Exercise aim: Report every line from the material that contains the word "just".

Materials provided:
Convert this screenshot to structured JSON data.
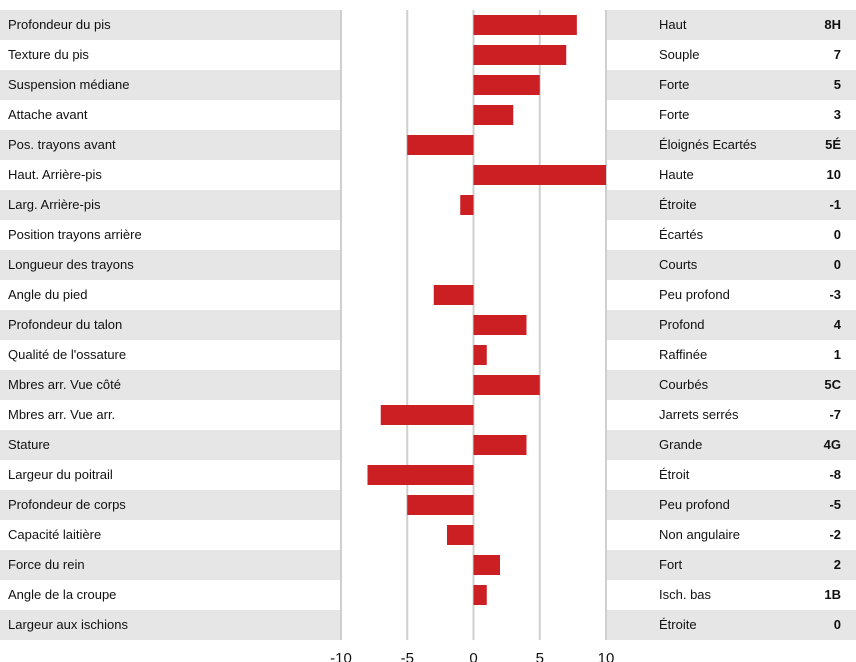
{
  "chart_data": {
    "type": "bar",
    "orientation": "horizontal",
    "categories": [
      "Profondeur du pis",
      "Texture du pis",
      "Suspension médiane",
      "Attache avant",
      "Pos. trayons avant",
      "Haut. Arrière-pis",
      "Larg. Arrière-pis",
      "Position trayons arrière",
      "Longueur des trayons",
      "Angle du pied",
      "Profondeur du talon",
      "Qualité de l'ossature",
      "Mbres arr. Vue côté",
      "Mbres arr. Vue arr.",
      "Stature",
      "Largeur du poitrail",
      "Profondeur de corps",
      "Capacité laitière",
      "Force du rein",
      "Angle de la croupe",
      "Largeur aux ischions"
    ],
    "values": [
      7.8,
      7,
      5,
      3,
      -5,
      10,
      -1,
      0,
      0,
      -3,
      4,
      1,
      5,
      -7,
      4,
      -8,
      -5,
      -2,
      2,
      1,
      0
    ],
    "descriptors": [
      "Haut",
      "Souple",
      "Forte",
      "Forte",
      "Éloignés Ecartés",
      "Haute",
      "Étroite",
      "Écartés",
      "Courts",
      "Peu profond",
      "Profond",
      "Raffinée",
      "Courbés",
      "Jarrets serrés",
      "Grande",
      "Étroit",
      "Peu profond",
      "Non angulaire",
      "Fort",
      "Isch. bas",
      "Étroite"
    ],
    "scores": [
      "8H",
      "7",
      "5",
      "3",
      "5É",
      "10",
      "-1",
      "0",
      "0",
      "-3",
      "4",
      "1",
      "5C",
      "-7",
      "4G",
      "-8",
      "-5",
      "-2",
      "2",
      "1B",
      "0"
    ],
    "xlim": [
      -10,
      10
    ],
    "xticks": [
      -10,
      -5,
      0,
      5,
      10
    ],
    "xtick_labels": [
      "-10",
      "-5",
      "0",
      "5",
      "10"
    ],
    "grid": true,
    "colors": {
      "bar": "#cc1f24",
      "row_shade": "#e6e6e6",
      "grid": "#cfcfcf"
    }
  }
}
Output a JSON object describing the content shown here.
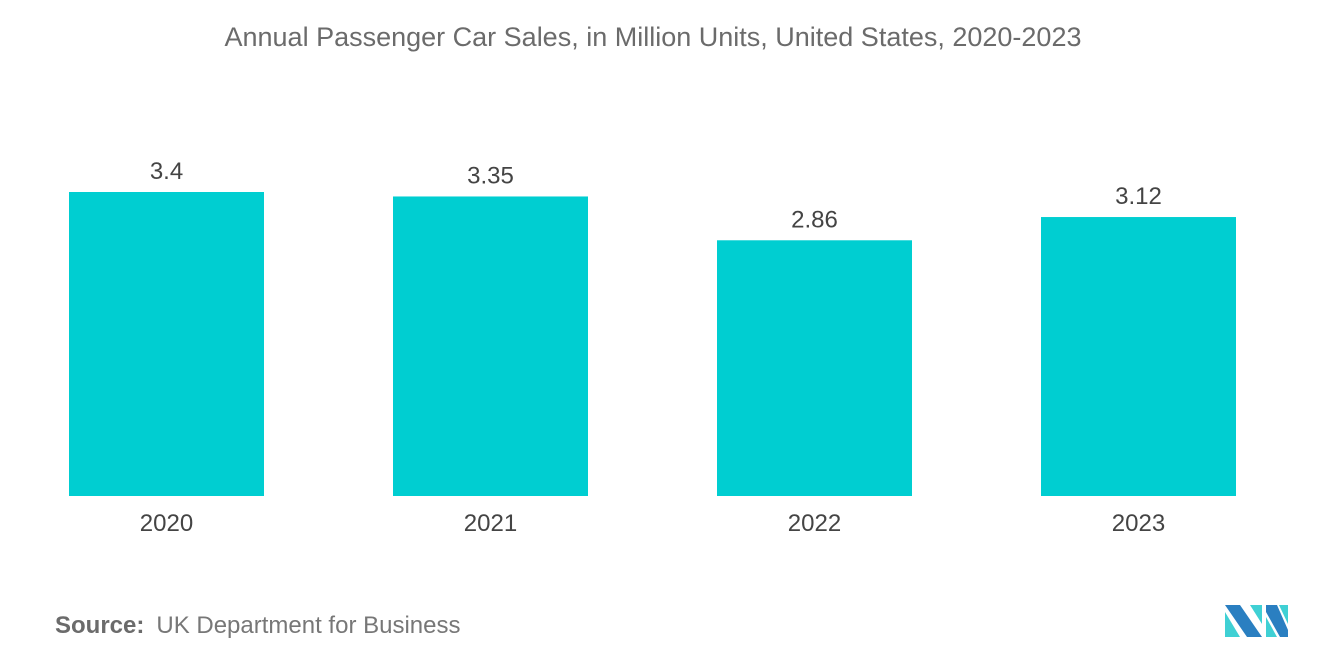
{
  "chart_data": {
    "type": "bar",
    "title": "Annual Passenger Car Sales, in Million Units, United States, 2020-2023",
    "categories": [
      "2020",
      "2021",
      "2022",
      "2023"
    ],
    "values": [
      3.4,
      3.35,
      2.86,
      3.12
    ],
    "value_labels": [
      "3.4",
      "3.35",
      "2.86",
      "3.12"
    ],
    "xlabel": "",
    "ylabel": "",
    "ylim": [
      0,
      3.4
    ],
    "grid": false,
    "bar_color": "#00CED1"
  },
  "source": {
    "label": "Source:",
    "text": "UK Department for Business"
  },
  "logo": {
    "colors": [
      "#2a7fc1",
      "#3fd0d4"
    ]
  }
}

--

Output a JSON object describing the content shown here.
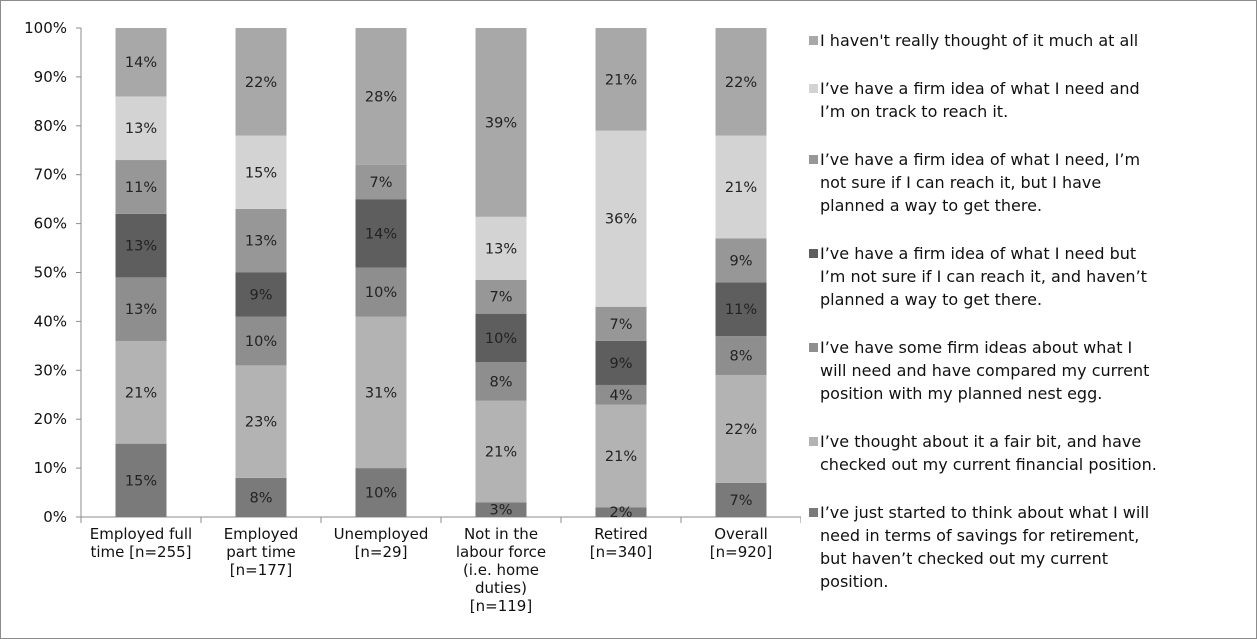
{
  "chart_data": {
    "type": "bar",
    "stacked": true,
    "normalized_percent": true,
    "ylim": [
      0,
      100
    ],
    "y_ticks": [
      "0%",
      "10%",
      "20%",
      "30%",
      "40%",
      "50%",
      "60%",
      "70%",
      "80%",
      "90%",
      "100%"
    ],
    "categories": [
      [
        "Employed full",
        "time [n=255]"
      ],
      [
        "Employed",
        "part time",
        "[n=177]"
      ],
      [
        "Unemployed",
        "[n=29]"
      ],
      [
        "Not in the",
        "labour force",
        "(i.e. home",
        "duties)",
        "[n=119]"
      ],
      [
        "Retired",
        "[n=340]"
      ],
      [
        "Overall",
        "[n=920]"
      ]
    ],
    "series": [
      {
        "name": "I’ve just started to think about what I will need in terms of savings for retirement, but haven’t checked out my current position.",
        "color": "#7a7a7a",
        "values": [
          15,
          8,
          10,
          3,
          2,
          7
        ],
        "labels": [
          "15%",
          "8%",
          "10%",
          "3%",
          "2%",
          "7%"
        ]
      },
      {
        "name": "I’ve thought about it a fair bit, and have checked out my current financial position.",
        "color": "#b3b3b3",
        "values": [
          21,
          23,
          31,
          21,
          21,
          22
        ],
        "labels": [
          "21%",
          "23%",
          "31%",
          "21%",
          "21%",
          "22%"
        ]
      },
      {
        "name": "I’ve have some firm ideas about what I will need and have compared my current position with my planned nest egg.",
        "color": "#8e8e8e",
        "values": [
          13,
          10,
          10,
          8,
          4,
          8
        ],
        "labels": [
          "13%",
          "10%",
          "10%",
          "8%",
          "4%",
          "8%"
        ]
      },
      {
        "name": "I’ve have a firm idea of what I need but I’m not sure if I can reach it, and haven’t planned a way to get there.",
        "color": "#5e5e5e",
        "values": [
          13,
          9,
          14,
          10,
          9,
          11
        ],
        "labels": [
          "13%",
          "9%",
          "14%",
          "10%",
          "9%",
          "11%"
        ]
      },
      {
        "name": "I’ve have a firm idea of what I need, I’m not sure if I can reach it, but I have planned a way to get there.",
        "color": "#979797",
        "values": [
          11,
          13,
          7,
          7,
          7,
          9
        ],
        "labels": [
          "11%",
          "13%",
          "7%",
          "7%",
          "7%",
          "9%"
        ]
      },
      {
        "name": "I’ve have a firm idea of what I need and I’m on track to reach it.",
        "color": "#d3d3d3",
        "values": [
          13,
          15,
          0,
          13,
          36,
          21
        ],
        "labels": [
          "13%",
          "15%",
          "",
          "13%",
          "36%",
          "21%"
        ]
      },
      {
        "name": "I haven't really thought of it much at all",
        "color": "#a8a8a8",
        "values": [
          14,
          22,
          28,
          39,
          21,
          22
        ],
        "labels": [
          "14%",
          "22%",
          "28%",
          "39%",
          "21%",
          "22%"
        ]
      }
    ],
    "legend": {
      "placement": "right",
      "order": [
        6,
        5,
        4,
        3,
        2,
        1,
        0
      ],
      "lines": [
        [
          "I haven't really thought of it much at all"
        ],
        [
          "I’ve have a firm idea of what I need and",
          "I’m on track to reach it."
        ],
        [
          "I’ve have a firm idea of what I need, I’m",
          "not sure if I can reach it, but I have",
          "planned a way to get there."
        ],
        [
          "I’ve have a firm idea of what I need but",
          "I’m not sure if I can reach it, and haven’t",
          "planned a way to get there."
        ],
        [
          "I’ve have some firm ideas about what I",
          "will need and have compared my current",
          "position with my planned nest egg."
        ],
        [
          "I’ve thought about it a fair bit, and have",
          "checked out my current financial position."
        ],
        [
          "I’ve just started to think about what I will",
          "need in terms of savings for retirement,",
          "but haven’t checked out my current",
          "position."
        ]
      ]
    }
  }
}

--

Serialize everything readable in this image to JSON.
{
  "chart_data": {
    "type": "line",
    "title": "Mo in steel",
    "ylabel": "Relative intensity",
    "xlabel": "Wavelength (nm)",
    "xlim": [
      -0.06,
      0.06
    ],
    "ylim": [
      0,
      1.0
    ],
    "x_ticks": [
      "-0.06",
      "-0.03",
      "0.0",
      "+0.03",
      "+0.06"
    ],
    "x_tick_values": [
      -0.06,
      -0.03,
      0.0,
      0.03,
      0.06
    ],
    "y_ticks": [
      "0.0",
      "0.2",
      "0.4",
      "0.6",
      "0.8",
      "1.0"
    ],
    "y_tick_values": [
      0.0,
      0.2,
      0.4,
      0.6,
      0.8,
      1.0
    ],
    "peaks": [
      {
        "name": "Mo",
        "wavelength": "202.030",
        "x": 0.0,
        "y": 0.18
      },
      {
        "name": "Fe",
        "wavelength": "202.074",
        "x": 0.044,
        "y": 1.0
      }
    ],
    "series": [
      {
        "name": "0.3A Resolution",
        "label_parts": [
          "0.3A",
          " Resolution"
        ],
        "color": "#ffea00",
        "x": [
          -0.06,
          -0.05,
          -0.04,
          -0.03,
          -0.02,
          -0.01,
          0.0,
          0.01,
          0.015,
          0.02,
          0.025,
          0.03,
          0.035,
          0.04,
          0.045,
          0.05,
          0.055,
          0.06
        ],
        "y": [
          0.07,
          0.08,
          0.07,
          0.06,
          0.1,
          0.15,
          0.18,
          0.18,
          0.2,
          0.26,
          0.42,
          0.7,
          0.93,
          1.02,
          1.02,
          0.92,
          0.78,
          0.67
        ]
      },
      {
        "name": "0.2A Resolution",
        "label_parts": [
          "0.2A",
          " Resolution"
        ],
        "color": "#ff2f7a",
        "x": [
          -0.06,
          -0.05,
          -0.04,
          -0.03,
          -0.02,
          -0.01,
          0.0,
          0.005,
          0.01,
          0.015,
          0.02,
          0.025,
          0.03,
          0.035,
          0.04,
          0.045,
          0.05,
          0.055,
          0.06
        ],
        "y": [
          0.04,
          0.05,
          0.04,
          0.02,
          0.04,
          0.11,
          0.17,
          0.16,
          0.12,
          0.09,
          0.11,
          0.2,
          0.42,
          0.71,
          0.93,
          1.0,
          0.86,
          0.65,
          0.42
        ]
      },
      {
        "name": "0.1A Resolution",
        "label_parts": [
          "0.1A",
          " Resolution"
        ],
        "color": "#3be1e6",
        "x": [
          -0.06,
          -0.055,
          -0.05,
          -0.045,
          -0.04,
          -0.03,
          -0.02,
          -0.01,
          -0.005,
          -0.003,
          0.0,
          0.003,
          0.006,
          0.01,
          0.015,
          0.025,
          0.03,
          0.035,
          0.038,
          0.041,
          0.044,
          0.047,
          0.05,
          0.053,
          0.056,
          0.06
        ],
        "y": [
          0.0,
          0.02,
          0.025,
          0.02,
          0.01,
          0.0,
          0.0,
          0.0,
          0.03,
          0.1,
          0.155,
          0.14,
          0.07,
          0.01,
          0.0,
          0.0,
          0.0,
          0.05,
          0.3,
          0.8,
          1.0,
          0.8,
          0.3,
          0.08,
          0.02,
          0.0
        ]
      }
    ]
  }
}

Final result:
        "name": "I’ve just started to think about what I will need in terms of savings for retirement, but haven’t checked out my current position.",
          "I’ve just started to think about what I will",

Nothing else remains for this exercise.